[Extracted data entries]
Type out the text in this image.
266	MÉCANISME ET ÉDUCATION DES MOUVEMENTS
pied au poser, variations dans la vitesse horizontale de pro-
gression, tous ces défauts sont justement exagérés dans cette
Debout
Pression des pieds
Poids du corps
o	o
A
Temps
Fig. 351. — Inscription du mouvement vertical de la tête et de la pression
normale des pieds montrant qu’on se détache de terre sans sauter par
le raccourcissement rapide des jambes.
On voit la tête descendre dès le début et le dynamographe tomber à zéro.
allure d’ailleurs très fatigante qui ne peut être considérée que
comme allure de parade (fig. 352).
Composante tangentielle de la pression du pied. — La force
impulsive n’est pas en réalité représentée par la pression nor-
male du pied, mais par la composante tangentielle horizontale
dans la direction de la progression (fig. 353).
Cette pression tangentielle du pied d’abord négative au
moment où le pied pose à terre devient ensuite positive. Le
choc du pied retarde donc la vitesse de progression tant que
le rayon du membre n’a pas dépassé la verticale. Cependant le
---
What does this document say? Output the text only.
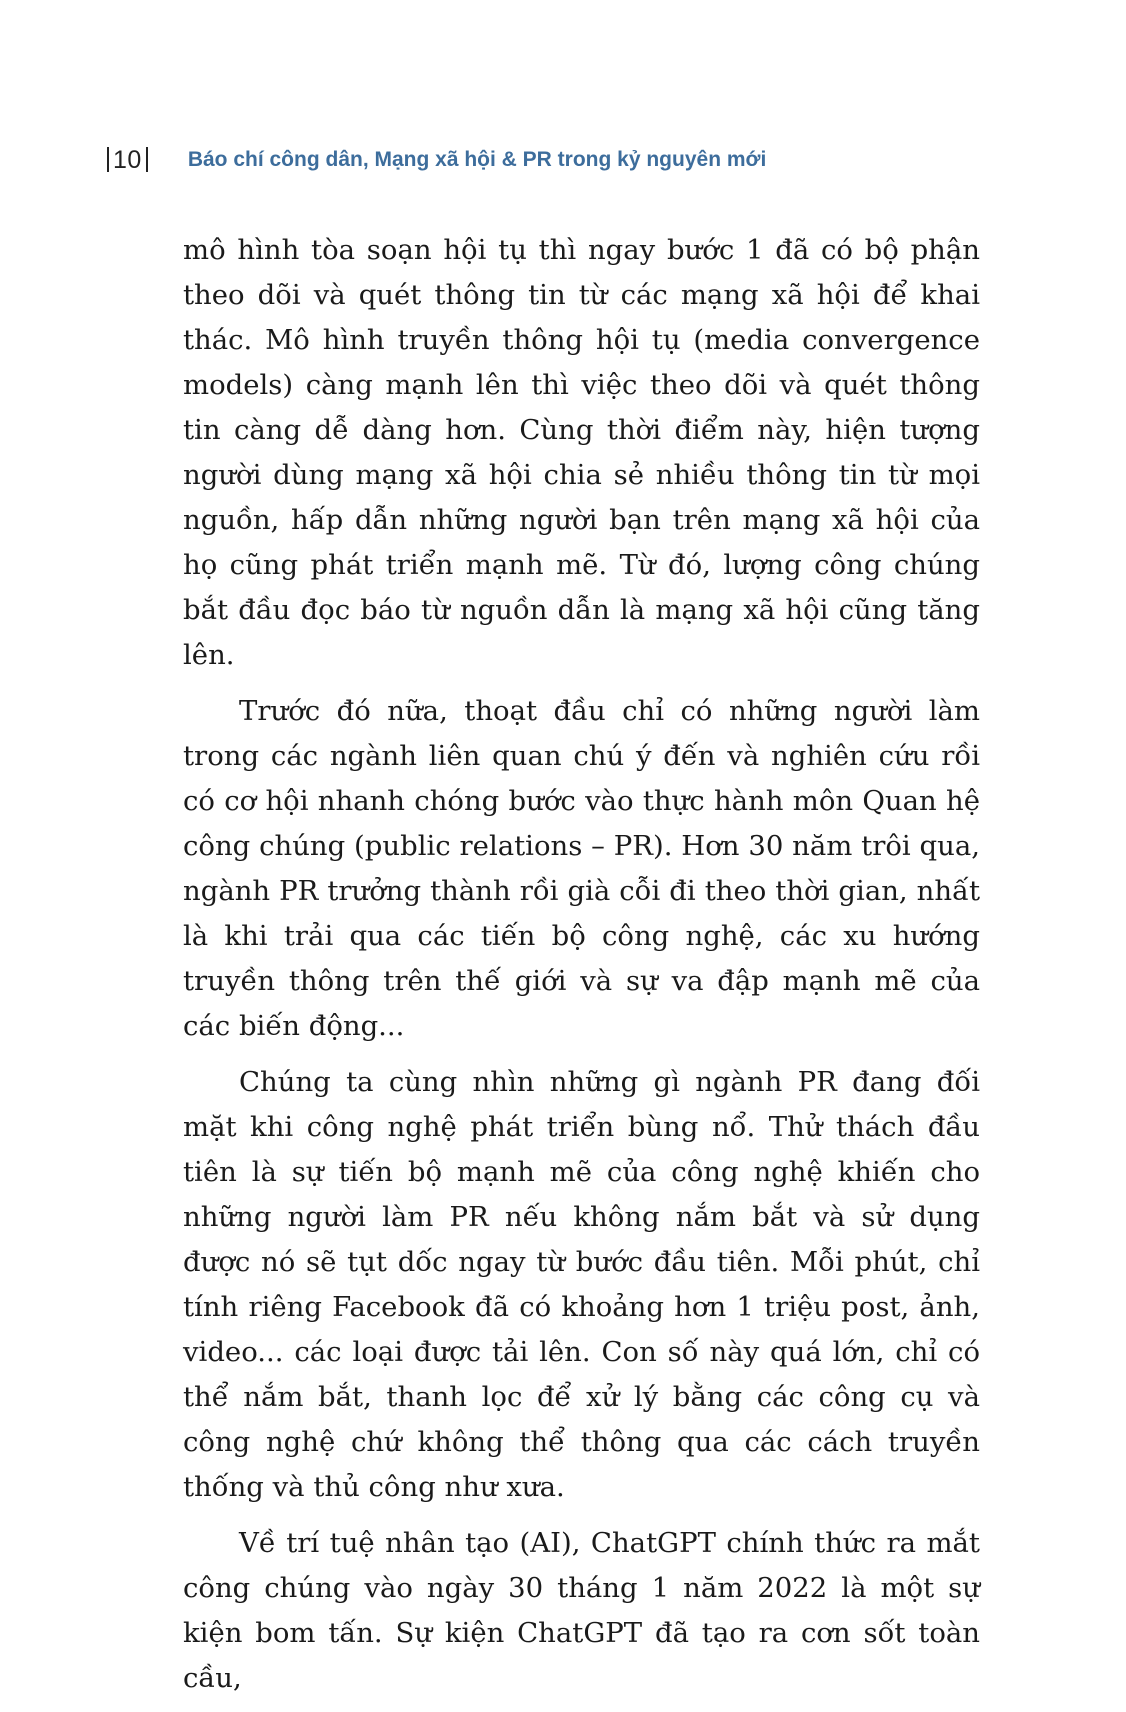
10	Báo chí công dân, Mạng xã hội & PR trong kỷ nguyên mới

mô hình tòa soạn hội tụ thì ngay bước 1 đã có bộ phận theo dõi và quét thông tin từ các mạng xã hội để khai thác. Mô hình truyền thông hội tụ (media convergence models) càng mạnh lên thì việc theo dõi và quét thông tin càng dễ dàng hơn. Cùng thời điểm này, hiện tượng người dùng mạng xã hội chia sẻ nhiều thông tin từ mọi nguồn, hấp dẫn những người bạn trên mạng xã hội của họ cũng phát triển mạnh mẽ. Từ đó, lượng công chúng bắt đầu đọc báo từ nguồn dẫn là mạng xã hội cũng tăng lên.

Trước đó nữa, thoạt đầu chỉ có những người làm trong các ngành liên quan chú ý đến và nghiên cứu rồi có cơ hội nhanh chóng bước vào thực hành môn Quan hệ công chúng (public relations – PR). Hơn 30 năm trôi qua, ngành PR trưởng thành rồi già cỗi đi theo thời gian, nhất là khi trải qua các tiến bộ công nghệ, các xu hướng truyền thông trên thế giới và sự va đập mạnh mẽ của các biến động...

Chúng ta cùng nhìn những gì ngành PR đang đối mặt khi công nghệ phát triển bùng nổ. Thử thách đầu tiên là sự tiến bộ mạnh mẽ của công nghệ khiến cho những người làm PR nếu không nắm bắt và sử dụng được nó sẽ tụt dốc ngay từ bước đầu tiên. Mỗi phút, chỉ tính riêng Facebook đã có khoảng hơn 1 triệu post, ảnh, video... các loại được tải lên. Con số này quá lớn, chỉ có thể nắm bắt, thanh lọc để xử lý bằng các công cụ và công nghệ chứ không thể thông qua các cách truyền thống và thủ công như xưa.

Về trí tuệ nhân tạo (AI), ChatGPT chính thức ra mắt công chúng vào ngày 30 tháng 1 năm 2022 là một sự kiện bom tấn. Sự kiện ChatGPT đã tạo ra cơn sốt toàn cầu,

WHAT THE EXERCISE ASKS
From the data above, work out how many lines contain the string "trên" and reply with only the number.

OUTPUT BELOW
2